▶ Aim: Quote all of the entries word for word.

▶ Extracted material:
___

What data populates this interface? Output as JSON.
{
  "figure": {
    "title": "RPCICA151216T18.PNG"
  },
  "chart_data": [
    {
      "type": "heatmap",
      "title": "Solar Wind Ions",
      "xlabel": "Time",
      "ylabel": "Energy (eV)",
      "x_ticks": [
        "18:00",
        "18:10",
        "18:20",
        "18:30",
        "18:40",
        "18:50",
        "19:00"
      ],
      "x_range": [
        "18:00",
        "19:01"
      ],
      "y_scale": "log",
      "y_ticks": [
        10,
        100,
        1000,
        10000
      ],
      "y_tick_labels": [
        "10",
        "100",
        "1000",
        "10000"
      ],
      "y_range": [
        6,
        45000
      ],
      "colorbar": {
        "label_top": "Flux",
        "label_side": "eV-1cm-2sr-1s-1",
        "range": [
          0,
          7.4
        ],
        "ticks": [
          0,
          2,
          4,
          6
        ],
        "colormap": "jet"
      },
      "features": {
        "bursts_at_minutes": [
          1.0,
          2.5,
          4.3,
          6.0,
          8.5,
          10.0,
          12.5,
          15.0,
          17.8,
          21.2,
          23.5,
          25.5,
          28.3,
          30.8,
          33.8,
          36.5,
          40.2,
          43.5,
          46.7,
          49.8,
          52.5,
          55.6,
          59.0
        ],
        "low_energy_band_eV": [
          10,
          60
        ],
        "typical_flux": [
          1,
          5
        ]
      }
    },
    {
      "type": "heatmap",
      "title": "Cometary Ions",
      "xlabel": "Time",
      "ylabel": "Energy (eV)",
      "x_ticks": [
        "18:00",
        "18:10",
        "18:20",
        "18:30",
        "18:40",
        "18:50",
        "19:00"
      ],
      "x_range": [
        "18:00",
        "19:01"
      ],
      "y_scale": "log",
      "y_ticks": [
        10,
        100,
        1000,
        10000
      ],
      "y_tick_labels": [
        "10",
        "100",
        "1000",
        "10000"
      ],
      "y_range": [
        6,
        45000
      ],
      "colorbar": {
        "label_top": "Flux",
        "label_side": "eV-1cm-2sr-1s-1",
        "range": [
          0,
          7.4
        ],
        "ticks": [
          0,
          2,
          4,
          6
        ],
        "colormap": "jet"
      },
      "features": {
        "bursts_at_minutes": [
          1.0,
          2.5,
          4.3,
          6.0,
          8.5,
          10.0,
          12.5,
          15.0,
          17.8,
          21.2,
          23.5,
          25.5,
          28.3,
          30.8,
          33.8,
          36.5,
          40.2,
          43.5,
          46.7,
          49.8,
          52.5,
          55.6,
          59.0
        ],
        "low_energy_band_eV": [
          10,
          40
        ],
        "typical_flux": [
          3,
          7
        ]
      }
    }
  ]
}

___

▶ Correct answer:
What data populates this interface? Output as JSON.
{
  "figure": {
    "title": "RPCICA151216T18.PNG"
  },
  "chart_data": [
    {
      "type": "heatmap",
      "title": "Solar Wind Ions",
      "xlabel": "Time",
      "ylabel": "Energy (eV)",
      "x_ticks": [
        "18:00",
        "18:10",
        "18:20",
        "18:30",
        "18:40",
        "18:50",
        "19:00"
      ],
      "x_range": [
        "18:00",
        "19:01"
      ],
      "y_scale": "log",
      "y_ticks": [
        10,
        100,
        1000,
        10000
      ],
      "y_tick_labels": [
        "10",
        "100",
        "1000",
        "10000"
      ],
      "y_range": [
        6,
        45000
      ],
      "colorbar": {
        "label_top": "Flux",
        "label_side": "eV-1cm-2sr-1s-1",
        "range": [
          0,
          7.4
        ],
        "ticks": [
          0,
          2,
          4,
          6
        ],
        "colormap": "jet"
      },
      "features": {
        "bursts_at_minutes": [
          1.0,
          2.5,
          4.3,
          6.0,
          8.5,
          10.0,
          12.5,
          15.0,
          17.8,
          21.2,
          23.5,
          25.5,
          28.3,
          30.8,
          33.8,
          36.5,
          40.2,
          43.5,
          46.7,
          49.8,
          52.5,
          55.6,
          59.0
        ],
        "low_energy_band_eV": [
          10,
          60
        ],
        "typical_flux": [
          1,
          5
        ]
      }
    },
    {
      "type": "heatmap",
      "title": "Cometary Ions",
      "xlabel": "Time",
      "ylabel": "Energy (eV)",
      "x_ticks": [
        "18:00",
        "18:10",
        "18:20",
        "18:30",
        "18:40",
        "18:50",
        "19:00"
      ],
      "x_range": [
        "18:00",
        "19:01"
      ],
      "y_scale": "log",
      "y_ticks": [
        10,
        100,
        1000,
        10000
      ],
      "y_tick_labels": [
        "10",
        "100",
        "1000",
        "10000"
      ],
      "y_range": [
        6,
        45000
      ],
      "colorbar": {
        "label_top": "Flux",
        "label_side": "eV-1cm-2sr-1s-1",
        "range": [
          0,
          7.4
        ],
        "ticks": [
          0,
          2,
          4,
          6
        ],
        "colormap": "jet"
      },
      "features": {
        "bursts_at_minutes": [
          1.0,
          2.5,
          4.3,
          6.0,
          8.5,
          10.0,
          12.5,
          15.0,
          17.8,
          21.2,
          23.5,
          25.5,
          28.3,
          30.8,
          33.8,
          36.5,
          40.2,
          43.5,
          46.7,
          49.8,
          52.5,
          55.6,
          59.0
        ],
        "low_energy_band_eV": [
          10,
          40
        ],
        "typical_flux": [
          3,
          7
        ]
      }
    }
  ]
}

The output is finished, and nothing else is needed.